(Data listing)

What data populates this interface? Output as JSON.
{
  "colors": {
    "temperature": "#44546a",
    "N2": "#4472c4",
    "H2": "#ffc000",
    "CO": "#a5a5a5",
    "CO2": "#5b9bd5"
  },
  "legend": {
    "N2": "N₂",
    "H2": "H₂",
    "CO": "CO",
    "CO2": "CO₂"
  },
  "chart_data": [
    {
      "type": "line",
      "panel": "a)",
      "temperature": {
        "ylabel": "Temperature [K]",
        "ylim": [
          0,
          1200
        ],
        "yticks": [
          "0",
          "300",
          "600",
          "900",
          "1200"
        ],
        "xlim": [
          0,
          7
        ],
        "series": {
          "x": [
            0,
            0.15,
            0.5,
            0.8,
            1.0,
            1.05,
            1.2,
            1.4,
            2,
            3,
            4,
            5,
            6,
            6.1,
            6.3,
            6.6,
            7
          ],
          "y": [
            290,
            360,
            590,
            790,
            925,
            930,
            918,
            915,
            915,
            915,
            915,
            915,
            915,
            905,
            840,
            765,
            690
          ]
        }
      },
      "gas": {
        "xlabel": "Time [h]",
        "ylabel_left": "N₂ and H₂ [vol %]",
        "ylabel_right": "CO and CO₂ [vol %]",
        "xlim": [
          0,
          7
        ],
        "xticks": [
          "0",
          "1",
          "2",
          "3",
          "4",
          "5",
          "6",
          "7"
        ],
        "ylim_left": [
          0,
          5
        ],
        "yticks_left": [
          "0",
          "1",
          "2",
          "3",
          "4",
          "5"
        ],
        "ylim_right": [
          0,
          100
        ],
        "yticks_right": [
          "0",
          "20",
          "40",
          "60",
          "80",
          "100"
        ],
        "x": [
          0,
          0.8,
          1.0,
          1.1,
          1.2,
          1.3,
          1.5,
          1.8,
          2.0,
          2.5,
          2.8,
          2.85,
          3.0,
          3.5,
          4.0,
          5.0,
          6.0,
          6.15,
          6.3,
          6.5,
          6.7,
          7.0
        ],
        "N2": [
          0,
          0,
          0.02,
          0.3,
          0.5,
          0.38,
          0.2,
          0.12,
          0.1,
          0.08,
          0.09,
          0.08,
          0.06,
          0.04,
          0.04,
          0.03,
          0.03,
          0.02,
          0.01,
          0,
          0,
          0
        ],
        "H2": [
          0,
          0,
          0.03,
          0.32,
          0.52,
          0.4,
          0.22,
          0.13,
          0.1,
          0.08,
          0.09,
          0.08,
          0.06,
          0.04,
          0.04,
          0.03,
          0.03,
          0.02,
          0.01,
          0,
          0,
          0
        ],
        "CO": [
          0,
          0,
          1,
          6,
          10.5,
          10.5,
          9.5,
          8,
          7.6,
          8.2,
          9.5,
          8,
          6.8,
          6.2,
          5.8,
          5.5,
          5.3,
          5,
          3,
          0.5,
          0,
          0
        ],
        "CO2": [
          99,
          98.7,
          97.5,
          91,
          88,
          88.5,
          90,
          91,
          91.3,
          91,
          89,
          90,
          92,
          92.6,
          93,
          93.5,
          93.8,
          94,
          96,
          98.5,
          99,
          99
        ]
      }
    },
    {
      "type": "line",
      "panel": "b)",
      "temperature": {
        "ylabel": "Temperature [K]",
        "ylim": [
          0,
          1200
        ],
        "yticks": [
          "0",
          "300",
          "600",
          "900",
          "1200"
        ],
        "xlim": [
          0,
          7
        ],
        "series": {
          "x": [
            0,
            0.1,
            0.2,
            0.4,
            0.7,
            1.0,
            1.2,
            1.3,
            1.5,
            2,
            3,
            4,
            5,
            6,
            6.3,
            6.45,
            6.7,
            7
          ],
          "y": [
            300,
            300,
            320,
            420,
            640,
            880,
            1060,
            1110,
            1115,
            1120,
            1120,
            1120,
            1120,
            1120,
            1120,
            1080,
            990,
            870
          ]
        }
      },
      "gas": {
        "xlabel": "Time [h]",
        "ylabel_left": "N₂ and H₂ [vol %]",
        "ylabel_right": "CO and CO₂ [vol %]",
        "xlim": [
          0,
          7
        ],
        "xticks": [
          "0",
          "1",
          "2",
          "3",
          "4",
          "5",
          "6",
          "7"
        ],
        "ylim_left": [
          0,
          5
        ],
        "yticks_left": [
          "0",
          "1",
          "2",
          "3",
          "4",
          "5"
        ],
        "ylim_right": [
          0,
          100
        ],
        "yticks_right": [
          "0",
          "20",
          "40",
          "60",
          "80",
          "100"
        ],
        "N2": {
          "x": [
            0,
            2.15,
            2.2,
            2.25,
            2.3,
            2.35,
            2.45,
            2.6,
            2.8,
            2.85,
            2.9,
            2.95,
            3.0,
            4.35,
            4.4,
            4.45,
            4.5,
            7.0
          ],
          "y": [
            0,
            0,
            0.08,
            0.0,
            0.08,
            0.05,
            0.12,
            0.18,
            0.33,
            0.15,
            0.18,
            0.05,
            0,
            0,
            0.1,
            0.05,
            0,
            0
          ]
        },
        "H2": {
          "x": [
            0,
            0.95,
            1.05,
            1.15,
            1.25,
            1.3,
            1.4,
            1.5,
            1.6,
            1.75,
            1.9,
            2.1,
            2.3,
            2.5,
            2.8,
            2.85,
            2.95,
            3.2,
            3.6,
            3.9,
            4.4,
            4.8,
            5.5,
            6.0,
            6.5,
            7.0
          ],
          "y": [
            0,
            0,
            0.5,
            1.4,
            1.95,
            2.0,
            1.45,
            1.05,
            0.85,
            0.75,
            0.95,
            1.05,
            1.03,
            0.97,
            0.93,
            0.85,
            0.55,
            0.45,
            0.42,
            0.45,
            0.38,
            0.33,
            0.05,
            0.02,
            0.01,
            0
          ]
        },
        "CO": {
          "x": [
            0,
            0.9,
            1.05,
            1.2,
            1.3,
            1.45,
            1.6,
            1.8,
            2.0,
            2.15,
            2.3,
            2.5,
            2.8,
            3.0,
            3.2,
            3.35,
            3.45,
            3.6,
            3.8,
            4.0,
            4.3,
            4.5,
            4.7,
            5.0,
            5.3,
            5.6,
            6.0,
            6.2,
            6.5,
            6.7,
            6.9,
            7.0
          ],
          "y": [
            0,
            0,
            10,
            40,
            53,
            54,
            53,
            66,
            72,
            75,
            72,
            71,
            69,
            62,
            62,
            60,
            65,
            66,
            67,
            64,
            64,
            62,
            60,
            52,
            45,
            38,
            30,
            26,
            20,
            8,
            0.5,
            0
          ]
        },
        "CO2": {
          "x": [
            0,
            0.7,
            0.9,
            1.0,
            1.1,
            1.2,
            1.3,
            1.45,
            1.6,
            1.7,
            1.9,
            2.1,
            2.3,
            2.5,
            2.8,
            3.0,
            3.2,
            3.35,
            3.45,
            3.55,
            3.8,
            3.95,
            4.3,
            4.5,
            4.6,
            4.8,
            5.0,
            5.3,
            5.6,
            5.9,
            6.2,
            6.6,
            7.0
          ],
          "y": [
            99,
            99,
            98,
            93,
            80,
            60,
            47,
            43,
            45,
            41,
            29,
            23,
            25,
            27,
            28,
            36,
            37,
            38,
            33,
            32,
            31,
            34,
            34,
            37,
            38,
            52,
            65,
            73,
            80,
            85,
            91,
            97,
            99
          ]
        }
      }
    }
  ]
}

**What to do:**
Every line above should be retyped exactly as given.

**Worked solution:**
What data populates this interface? Output as JSON.
{
  "colors": {
    "temperature": "#44546a",
    "N2": "#4472c4",
    "H2": "#ffc000",
    "CO": "#a5a5a5",
    "CO2": "#5b9bd5"
  },
  "legend": {
    "N2": "N₂",
    "H2": "H₂",
    "CO": "CO",
    "CO2": "CO₂"
  },
  "chart_data": [
    {
      "type": "line",
      "panel": "a)",
      "temperature": {
        "ylabel": "Temperature [K]",
        "ylim": [
          0,
          1200
        ],
        "yticks": [
          "0",
          "300",
          "600",
          "900",
          "1200"
        ],
        "xlim": [
          0,
          7
        ],
        "series": {
          "x": [
            0,
            0.15,
            0.5,
            0.8,
            1.0,
            1.05,
            1.2,
            1.4,
            2,
            3,
            4,
            5,
            6,
            6.1,
            6.3,
            6.6,
            7
          ],
          "y": [
            290,
            360,
            590,
            790,
            925,
            930,
            918,
            915,
            915,
            915,
            915,
            915,
            915,
            905,
            840,
            765,
            690
          ]
        }
      },
      "gas": {
        "xlabel": "Time [h]",
        "ylabel_left": "N₂ and H₂ [vol %]",
        "ylabel_right": "CO and CO₂ [vol %]",
        "xlim": [
          0,
          7
        ],
        "xticks": [
          "0",
          "1",
          "2",
          "3",
          "4",
          "5",
          "6",
          "7"
        ],
        "ylim_left": [
          0,
          5
        ],
        "yticks_left": [
          "0",
          "1",
          "2",
          "3",
          "4",
          "5"
        ],
        "ylim_right": [
          0,
          100
        ],
        "yticks_right": [
          "0",
          "20",
          "40",
          "60",
          "80",
          "100"
        ],
        "x": [
          0,
          0.8,
          1.0,
          1.1,
          1.2,
          1.3,
          1.5,
          1.8,
          2.0,
          2.5,
          2.8,
          2.85,
          3.0,
          3.5,
          4.0,
          5.0,
          6.0,
          6.15,
          6.3,
          6.5,
          6.7,
          7.0
        ],
        "N2": [
          0,
          0,
          0.02,
          0.3,
          0.5,
          0.38,
          0.2,
          0.12,
          0.1,
          0.08,
          0.09,
          0.08,
          0.06,
          0.04,
          0.04,
          0.03,
          0.03,
          0.02,
          0.01,
          0,
          0,
          0
        ],
        "H2": [
          0,
          0,
          0.03,
          0.32,
          0.52,
          0.4,
          0.22,
          0.13,
          0.1,
          0.08,
          0.09,
          0.08,
          0.06,
          0.04,
          0.04,
          0.03,
          0.03,
          0.02,
          0.01,
          0,
          0,
          0
        ],
        "CO": [
          0,
          0,
          1,
          6,
          10.5,
          10.5,
          9.5,
          8,
          7.6,
          8.2,
          9.5,
          8,
          6.8,
          6.2,
          5.8,
          5.5,
          5.3,
          5,
          3,
          0.5,
          0,
          0
        ],
        "CO2": [
          99,
          98.7,
          97.5,
          91,
          88,
          88.5,
          90,
          91,
          91.3,
          91,
          89,
          90,
          92,
          92.6,
          93,
          93.5,
          93.8,
          94,
          96,
          98.5,
          99,
          99
        ]
      }
    },
    {
      "type": "line",
      "panel": "b)",
      "temperature": {
        "ylabel": "Temperature [K]",
        "ylim": [
          0,
          1200
        ],
        "yticks": [
          "0",
          "300",
          "600",
          "900",
          "1200"
        ],
        "xlim": [
          0,
          7
        ],
        "series": {
          "x": [
            0,
            0.1,
            0.2,
            0.4,
            0.7,
            1.0,
            1.2,
            1.3,
            1.5,
            2,
            3,
            4,
            5,
            6,
            6.3,
            6.45,
            6.7,
            7
          ],
          "y": [
            300,
            300,
            320,
            420,
            640,
            880,
            1060,
            1110,
            1115,
            1120,
            1120,
            1120,
            1120,
            1120,
            1120,
            1080,
            990,
            870
          ]
        }
      },
      "gas": {
        "xlabel": "Time [h]",
        "ylabel_left": "N₂ and H₂ [vol %]",
        "ylabel_right": "CO and CO₂ [vol %]",
        "xlim": [
          0,
          7
        ],
        "xticks": [
          "0",
          "1",
          "2",
          "3",
          "4",
          "5",
          "6",
          "7"
        ],
        "ylim_left": [
          0,
          5
        ],
        "yticks_left": [
          "0",
          "1",
          "2",
          "3",
          "4",
          "5"
        ],
        "ylim_right": [
          0,
          100
        ],
        "yticks_right": [
          "0",
          "20",
          "40",
          "60",
          "80",
          "100"
        ],
        "N2": {
          "x": [
            0,
            2.15,
            2.2,
            2.25,
            2.3,
            2.35,
            2.45,
            2.6,
            2.8,
            2.85,
            2.9,
            2.95,
            3.0,
            4.35,
            4.4,
            4.45,
            4.5,
            7.0
          ],
          "y": [
            0,
            0,
            0.08,
            0.0,
            0.08,
            0.05,
            0.12,
            0.18,
            0.33,
            0.15,
            0.18,
            0.05,
            0,
            0,
            0.1,
            0.05,
            0,
            0
          ]
        },
        "H2": {
          "x": [
            0,
            0.95,
            1.05,
            1.15,
            1.25,
            1.3,
            1.4,
            1.5,
            1.6,
            1.75,
            1.9,
            2.1,
            2.3,
            2.5,
            2.8,
            2.85,
            2.95,
            3.2,
            3.6,
            3.9,
            4.4,
            4.8,
            5.5,
            6.0,
            6.5,
            7.0
          ],
          "y": [
            0,
            0,
            0.5,
            1.4,
            1.95,
            2.0,
            1.45,
            1.05,
            0.85,
            0.75,
            0.95,
            1.05,
            1.03,
            0.97,
            0.93,
            0.85,
            0.55,
            0.45,
            0.42,
            0.45,
            0.38,
            0.33,
            0.05,
            0.02,
            0.01,
            0
          ]
        },
        "CO": {
          "x": [
            0,
            0.9,
            1.05,
            1.2,
            1.3,
            1.45,
            1.6,
            1.8,
            2.0,
            2.15,
            2.3,
            2.5,
            2.8,
            3.0,
            3.2,
            3.35,
            3.45,
            3.6,
            3.8,
            4.0,
            4.3,
            4.5,
            4.7,
            5.0,
            5.3,
            5.6,
            6.0,
            6.2,
            6.5,
            6.7,
            6.9,
            7.0
          ],
          "y": [
            0,
            0,
            10,
            40,
            53,
            54,
            53,
            66,
            72,
            75,
            72,
            71,
            69,
            62,
            62,
            60,
            65,
            66,
            67,
            64,
            64,
            62,
            60,
            52,
            45,
            38,
            30,
            26,
            20,
            8,
            0.5,
            0
          ]
        },
        "CO2": {
          "x": [
            0,
            0.7,
            0.9,
            1.0,
            1.1,
            1.2,
            1.3,
            1.45,
            1.6,
            1.7,
            1.9,
            2.1,
            2.3,
            2.5,
            2.8,
            3.0,
            3.2,
            3.35,
            3.45,
            3.55,
            3.8,
            3.95,
            4.3,
            4.5,
            4.6,
            4.8,
            5.0,
            5.3,
            5.6,
            5.9,
            6.2,
            6.6,
            7.0
          ],
          "y": [
            99,
            99,
            98,
            93,
            80,
            60,
            47,
            43,
            45,
            41,
            29,
            23,
            25,
            27,
            28,
            36,
            37,
            38,
            33,
            32,
            31,
            34,
            34,
            37,
            38,
            52,
            65,
            73,
            80,
            85,
            91,
            97,
            99
          ]
        }
      }
    }
  ]
}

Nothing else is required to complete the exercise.